SET EXERCISE - Extract the full listing below without altering a single character.

━━━

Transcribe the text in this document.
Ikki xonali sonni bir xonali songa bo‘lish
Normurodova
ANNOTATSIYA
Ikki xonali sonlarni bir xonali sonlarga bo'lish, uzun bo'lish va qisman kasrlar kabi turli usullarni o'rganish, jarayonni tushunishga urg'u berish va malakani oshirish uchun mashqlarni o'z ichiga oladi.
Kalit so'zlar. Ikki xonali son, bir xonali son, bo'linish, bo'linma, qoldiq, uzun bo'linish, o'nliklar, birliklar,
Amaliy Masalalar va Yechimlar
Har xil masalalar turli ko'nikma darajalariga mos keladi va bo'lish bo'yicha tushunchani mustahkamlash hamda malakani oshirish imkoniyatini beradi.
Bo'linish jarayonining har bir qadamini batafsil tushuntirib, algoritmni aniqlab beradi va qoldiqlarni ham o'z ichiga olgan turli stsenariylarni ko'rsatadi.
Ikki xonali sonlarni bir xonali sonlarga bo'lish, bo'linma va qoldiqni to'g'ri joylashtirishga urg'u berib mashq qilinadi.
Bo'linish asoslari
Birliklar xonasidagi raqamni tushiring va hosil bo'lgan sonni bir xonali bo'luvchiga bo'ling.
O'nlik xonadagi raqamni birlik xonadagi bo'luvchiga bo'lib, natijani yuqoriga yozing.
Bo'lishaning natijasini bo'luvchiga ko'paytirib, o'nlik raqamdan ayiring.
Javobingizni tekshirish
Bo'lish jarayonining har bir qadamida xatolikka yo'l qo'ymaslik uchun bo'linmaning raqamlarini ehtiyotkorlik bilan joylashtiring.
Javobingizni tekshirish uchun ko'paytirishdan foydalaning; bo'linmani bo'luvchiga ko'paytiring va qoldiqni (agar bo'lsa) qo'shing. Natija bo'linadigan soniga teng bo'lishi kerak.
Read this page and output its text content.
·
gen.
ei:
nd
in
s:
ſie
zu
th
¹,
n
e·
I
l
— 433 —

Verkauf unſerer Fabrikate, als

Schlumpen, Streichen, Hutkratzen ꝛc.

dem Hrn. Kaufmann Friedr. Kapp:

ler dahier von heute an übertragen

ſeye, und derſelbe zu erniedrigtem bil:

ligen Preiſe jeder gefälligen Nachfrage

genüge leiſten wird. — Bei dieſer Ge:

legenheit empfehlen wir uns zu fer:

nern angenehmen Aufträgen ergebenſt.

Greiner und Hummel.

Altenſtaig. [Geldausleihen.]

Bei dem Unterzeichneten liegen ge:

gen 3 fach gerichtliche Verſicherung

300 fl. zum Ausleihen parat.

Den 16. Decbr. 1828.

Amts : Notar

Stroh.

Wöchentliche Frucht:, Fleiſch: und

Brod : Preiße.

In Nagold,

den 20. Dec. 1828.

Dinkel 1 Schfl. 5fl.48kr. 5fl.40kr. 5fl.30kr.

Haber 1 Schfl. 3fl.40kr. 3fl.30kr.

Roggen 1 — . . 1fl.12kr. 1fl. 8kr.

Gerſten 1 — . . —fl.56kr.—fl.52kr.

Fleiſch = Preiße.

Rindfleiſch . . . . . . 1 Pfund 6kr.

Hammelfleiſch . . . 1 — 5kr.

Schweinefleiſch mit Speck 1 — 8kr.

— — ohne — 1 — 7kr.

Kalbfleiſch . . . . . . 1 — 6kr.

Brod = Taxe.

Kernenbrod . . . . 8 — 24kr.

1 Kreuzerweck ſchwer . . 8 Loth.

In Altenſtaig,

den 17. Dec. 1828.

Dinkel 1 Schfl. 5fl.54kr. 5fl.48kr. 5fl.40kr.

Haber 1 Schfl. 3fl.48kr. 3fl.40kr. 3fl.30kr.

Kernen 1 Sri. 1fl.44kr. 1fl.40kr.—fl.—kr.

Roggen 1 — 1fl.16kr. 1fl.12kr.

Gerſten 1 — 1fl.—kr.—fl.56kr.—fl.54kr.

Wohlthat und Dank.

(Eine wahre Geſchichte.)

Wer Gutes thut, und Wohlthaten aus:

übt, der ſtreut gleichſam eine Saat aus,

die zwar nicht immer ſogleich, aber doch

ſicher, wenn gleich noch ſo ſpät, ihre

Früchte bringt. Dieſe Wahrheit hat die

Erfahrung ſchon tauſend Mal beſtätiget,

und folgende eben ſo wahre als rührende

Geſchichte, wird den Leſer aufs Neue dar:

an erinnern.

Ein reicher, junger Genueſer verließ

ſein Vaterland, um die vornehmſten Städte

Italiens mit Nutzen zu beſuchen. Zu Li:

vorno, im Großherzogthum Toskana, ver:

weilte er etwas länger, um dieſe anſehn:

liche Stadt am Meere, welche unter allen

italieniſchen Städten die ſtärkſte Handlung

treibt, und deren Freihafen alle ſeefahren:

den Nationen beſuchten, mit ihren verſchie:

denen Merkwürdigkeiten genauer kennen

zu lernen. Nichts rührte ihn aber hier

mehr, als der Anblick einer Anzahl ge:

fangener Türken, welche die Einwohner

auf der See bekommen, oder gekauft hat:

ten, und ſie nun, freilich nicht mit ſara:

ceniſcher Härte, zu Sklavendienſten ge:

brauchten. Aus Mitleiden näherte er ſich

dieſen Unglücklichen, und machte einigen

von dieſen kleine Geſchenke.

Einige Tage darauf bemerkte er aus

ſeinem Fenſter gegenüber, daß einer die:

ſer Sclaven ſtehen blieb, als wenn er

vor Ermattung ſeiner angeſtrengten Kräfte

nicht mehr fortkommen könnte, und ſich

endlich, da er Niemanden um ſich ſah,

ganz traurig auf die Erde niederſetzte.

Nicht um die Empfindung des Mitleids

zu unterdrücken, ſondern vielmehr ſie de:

━━━

OUTPUT FOR THIS EXERCISE -
Transcribe the text in this document.
Ikki xonali sonni bir xonali songa bo‘lish
Normurodova
ANNOTATSIYA
Ikki xonali sonlarni bir xonali sonlarga bo'lish, uzun bo'lish va qisman kasrlar kabi turli usullarni o'rganish, jarayonni tushunishga urg'u berish va malakani oshirish uchun mashqlarni o'z ichiga oladi.
Kalit so'zlar. Ikki xonali son, bir xonali son, bo'linish, bo'linma, qoldiq, uzun bo'linish, o'nliklar, birliklar,
Amaliy Masalalar va Yechimlar
Har xil masalalar turli ko'nikma darajalariga mos keladi va bo'lish bo'yicha tushunchani mustahkamlash hamda malakani oshirish imkoniyatini beradi.
Bo'linish jarayonining har bir qadamini batafsil tushuntirib, algoritmni aniqlab beradi va qoldiqlarni ham o'z ichiga olgan turli stsenariylarni ko'rsatadi.
Ikki xonali sonlarni bir xonali sonlarga bo'lish, bo'linma va qoldiqni to'g'ri joylashtirishga urg'u berib mashq qilinadi.
Bo'linish asoslari
Birliklar xonasidagi raqamni tushiring va hosil bo'lgan sonni bir xonali bo'luvchiga bo'ling.
O'nlik xonadagi raqamni birlik xonadagi bo'luvchiga bo'lib, natijani yuqoriga yozing.
Bo'lishaning natijasini bo'luvchiga ko'paytirib, o'nlik raqamdan ayiring.
Javobingizni tekshirish
Bo'lish jarayonining har bir qadamida xatolikka yo'l qo'ymaslik uchun bo'linmaning raqamlarini ehtiyotkorlik bilan joylashtiring.
Javobingizni tekshirish uchun ko'paytirishdan foydalaning; bo'linmani bo'luvchiga ko'paytiring va qoldiqni (agar bo'lsa) qo'shing. Natija bo'linadigan soniga teng bo'lishi kerak.
Read this page and output its text content.
·
gen.
ei:
nd
in
s:
ſie
zu
th
¹,
n
e·
I
l
— 433 —

Verkauf unſerer Fabrikate, als

Schlumpen, Streichen, Hutkratzen ꝛc.

dem Hrn. Kaufmann Friedr. Kapp:

ler dahier von heute an übertragen

ſeye, und derſelbe zu erniedrigtem bil:

ligen Preiſe jeder gefälligen Nachfrage

genüge leiſten wird. — Bei dieſer Ge:

legenheit empfehlen wir uns zu fer:

nern angenehmen Aufträgen ergebenſt.

Greiner und Hummel.

Altenſtaig. [Geldausleihen.]

Bei dem Unterzeichneten liegen ge:

gen 3 fach gerichtliche Verſicherung

300 fl. zum Ausleihen parat.

Den 16. Decbr. 1828.

Amts : Notar

Stroh.

Wöchentliche Frucht:, Fleiſch: und

Brod : Preiße.

In Nagold,

den 20. Dec. 1828.

Dinkel 1 Schfl. 5fl.48kr. 5fl.40kr. 5fl.30kr.

Haber 1 Schfl. 3fl.40kr. 3fl.30kr.

Roggen 1 — . . 1fl.12kr. 1fl. 8kr.

Gerſten 1 — . . —fl.56kr.—fl.52kr.

Fleiſch = Preiße.

Rindfleiſch . . . . . . 1 Pfund 6kr.

Hammelfleiſch . . . 1 — 5kr.

Schweinefleiſch mit Speck 1 — 8kr.

— — ohne — 1 — 7kr.

Kalbfleiſch . . . . . . 1 — 6kr.

Brod = Taxe.

Kernenbrod . . . . 8 — 24kr.

1 Kreuzerweck ſchwer . . 8 Loth.

In Altenſtaig,

den 17. Dec. 1828.

Dinkel 1 Schfl. 5fl.54kr. 5fl.48kr. 5fl.40kr.

Haber 1 Schfl. 3fl.48kr. 3fl.40kr. 3fl.30kr.

Kernen 1 Sri. 1fl.44kr. 1fl.40kr.—fl.—kr.

Roggen 1 — 1fl.16kr. 1fl.12kr.

Gerſten 1 — 1fl.—kr.—fl.56kr.—fl.54kr.

Wohlthat und Dank.

(Eine wahre Geſchichte.)

Wer Gutes thut, und Wohlthaten aus:

übt, der ſtreut gleichſam eine Saat aus,

die zwar nicht immer ſogleich, aber doch

ſicher, wenn gleich noch ſo ſpät, ihre

Früchte bringt. Dieſe Wahrheit hat die

Erfahrung ſchon tauſend Mal beſtätiget,

und folgende eben ſo wahre als rührende

Geſchichte, wird den Leſer aufs Neue dar:

an erinnern.

Ein reicher, junger Genueſer verließ

ſein Vaterland, um die vornehmſten Städte

Italiens mit Nutzen zu beſuchen. Zu Li:

vorno, im Großherzogthum Toskana, ver:

weilte er etwas länger, um dieſe anſehn:

liche Stadt am Meere, welche unter allen

italieniſchen Städten die ſtärkſte Handlung

treibt, und deren Freihafen alle ſeefahren:

den Nationen beſuchten, mit ihren verſchie:

denen Merkwürdigkeiten genauer kennen

zu lernen. Nichts rührte ihn aber hier

mehr, als der Anblick einer Anzahl ge:

fangener Türken, welche die Einwohner

auf der See bekommen, oder gekauft hat:

ten, und ſie nun, freilich nicht mit ſara:

ceniſcher Härte, zu Sklavendienſten ge:

brauchten. Aus Mitleiden näherte er ſich

dieſen Unglücklichen, und machte einigen

von dieſen kleine Geſchenke.

Einige Tage darauf bemerkte er aus

ſeinem Fenſter gegenüber, daß einer die:

ſer Sclaven ſtehen blieb, als wenn er

vor Ermattung ſeiner angeſtrengten Kräfte

nicht mehr fortkommen könnte, und ſich

endlich, da er Niemanden um ſich ſah,

ganz traurig auf die Erde niederſetzte.

Nicht um die Empfindung des Mitleids

zu unterdrücken, ſondern vielmehr ſie de:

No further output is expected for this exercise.